Text to read »
Posted on October 07, 2012
"Literacy Our Common Core" At The Connecticut Reading Association's 61st Annual Conference

“Hi Coach! What’s the work-out for today?” is usually uttered with more force and volume than “What are we going to learn today?”  It’s a hopeful sign if kids do bother to ask what they are going to learn today, but you are bound to get a much better reaction from your athletes who choose to learn and practice their skills, than students who are compelled by our state laws to attend classes during certain hours of the day. In the year 2000, when I first began my own career as an educator, Valerie Ellery bought herself a whistle after watching how excitedly her son and his teammates yelled out “Baseball Players” in response to the coach’s  “What are you?”  Valerie announced to her students, “I’m your coach! When you grow up you are going to be readers!” Valerie Ellery shared this moment from her 6th grade classroom with an audience of educators during their lunch at The Connecticut Reading Association’s 61st Annual Conference. Back in 2000, her own fourteen year old son excelled at a variety of team sports, but he hated school and earned nearly all F’s. The Ellery’s were told that it would not be possible for their first born son to officially graduate from high school in the State of Florida. As a mom Valerie was faced with the choice to hold her son back an additional year or place him in a non-college prep high school track that would only allow him to graduate with a special education diploma. Fortunately Valerie was enrolled in The University of South Florida’s world renowned graduate school. Like many moms throughout history who have been told “no” by an authority figure, Valerie responded, “I don’t think so” and came up with another plan that allowed her son to attend a private school and to be a test subject in a nation-wide reading study. My own Aunt Delight began her career as a college professor when her principal told her back in 1972 that she was no longer allowed to teach sixth grade due to the fact that her students could now see that she was pregnant with her first child.  Both my Aunt and Valerie Ellery no longer teach sixth grade, but both women have gone on to become influential researchers, authors and educational leaders.

What you have to do » Write the next part of the post about Valerie Ellery's talk at the reading conference, starting right after its last sentence.

Dataset excerpt »
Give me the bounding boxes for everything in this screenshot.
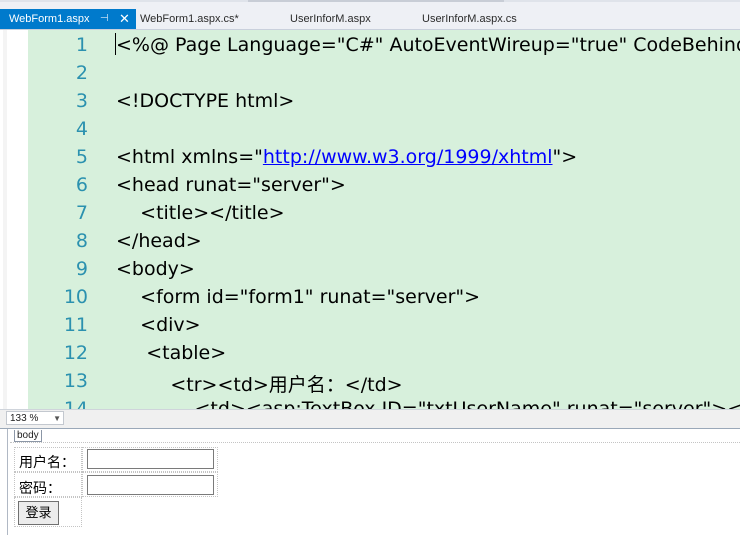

The reply »
Through her research from several different states, Valerie found that 8th grade boys all across the country were failing at reading. Many of the boys, the author’s son included, had been taught to read in K-3 classrooms which use the “whole language” approach.  School principals from the late 1980’s up until about the year 2000 often decreed that teachers should no longer spend time on explicit phonics instruction, so kids would have to find out what sounds the letters make on their own. This time period in public education produced some terrible spellers, and also many poor readers. Anyone who has read something in a non-native language knows that if you cannot pronounce 90% of the individual words on the page, your chances of deciphering that page’s meaning is very low. The same is true in my classroom. When my high school students cannot pronounce every tenth word in a text that we are reading, I know that we are studying something that is at a frustration level. Luckily, secondary teachers are no longer faced with droves of regular education students who have had no phonics instruction, but some older students still experience difficulty with pronouncing words at their grade level.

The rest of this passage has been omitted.